**Do this**
Scan the lines below; pull out those with "from".

**Records to use**
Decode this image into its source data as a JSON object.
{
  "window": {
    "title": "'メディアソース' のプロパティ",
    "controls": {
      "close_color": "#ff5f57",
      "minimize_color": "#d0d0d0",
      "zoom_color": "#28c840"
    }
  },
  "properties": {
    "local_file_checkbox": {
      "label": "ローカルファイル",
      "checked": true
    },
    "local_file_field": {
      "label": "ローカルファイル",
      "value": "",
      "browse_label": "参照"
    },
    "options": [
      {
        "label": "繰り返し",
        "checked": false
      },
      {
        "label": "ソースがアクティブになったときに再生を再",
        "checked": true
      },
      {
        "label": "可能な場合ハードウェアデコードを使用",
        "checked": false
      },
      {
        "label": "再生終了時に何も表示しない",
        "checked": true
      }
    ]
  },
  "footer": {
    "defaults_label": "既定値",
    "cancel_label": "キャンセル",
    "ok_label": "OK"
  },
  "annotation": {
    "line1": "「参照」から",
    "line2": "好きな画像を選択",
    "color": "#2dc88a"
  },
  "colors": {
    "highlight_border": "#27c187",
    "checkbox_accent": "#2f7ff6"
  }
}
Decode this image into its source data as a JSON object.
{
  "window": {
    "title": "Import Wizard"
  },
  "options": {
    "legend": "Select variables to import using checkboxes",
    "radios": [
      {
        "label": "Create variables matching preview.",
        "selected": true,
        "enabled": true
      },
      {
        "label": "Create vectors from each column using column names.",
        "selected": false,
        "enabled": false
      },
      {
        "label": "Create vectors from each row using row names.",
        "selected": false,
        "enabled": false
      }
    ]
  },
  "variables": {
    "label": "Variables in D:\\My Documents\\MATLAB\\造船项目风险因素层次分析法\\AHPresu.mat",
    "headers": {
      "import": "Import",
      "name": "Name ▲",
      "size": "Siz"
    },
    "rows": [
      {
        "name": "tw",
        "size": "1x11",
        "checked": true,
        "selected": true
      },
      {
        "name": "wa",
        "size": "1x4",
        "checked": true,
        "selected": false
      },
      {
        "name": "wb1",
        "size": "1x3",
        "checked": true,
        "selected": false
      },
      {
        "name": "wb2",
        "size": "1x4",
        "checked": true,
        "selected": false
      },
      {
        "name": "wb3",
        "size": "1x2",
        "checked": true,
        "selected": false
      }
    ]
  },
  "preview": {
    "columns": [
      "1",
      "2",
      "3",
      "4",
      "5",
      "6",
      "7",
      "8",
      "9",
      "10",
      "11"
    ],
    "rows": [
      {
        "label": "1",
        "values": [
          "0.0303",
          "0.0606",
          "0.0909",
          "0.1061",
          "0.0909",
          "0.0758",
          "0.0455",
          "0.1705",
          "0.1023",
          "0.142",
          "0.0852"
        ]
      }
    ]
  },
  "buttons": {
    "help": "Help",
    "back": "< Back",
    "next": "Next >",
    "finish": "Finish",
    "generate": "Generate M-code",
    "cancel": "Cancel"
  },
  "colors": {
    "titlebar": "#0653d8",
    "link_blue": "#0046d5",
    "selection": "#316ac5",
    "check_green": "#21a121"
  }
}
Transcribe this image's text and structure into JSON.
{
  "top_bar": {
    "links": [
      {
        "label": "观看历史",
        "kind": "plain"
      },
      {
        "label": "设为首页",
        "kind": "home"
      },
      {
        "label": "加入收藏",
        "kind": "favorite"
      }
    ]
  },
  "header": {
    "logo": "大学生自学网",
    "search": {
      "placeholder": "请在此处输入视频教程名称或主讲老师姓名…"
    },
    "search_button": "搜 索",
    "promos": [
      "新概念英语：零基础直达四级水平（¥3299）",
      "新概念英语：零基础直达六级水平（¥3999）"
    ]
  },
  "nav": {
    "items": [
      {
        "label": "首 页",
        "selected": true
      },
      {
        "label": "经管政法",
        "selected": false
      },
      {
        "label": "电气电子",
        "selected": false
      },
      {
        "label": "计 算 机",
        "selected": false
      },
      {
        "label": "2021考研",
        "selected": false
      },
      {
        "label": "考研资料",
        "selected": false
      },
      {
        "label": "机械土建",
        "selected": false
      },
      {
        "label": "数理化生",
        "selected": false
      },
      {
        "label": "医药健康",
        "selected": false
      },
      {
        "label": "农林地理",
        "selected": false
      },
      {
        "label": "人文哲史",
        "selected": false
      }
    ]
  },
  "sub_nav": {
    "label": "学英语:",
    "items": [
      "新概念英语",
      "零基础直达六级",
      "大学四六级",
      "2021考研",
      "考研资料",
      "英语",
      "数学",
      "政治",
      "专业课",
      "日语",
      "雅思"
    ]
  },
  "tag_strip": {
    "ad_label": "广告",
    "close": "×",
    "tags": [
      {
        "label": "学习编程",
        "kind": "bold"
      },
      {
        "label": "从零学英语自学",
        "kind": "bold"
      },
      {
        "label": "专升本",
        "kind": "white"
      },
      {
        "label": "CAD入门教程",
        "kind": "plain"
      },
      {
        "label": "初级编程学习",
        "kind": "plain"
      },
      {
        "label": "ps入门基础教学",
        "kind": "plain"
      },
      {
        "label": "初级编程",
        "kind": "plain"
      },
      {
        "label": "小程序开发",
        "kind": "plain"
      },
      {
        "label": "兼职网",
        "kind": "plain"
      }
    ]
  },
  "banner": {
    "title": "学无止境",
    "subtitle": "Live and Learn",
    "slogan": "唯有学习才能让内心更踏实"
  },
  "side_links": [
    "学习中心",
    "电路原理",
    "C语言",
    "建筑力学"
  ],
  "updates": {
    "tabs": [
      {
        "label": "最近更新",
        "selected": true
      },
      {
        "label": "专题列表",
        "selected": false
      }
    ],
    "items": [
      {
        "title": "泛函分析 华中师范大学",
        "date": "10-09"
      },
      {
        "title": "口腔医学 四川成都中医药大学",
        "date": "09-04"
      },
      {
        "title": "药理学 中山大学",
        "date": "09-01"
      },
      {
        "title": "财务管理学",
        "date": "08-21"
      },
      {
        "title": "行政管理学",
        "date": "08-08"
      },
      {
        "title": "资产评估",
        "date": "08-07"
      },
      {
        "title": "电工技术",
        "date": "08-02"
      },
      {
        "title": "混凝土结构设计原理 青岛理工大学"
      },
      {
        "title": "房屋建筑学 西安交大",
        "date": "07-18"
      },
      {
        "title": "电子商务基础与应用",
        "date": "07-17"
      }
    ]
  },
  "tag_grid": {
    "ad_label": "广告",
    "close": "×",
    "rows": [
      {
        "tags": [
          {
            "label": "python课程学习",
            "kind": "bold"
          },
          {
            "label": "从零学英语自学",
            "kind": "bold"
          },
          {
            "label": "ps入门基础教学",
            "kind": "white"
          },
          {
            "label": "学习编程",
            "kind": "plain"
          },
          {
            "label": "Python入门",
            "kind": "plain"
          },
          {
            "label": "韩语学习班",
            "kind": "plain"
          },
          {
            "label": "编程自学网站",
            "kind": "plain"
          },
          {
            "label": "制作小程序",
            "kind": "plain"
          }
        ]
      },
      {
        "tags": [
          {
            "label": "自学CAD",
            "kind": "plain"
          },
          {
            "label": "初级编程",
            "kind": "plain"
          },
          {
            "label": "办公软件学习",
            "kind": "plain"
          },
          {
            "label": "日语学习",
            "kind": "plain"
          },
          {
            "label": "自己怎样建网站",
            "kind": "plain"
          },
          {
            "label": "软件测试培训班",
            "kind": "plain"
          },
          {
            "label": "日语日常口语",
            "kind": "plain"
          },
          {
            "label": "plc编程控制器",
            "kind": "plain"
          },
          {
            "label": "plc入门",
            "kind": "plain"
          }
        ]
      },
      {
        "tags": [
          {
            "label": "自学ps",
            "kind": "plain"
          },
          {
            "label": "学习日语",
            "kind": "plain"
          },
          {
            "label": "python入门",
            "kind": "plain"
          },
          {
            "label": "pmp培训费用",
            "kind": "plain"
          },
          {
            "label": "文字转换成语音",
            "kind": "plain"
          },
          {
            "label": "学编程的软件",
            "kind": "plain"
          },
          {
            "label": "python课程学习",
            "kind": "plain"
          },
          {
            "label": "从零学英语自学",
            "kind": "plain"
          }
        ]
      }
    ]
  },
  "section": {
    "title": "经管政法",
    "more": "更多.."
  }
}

**Solution**
        "label": "Create vectors from each column using column names.",
        "label": "Create vectors from each row using row names.",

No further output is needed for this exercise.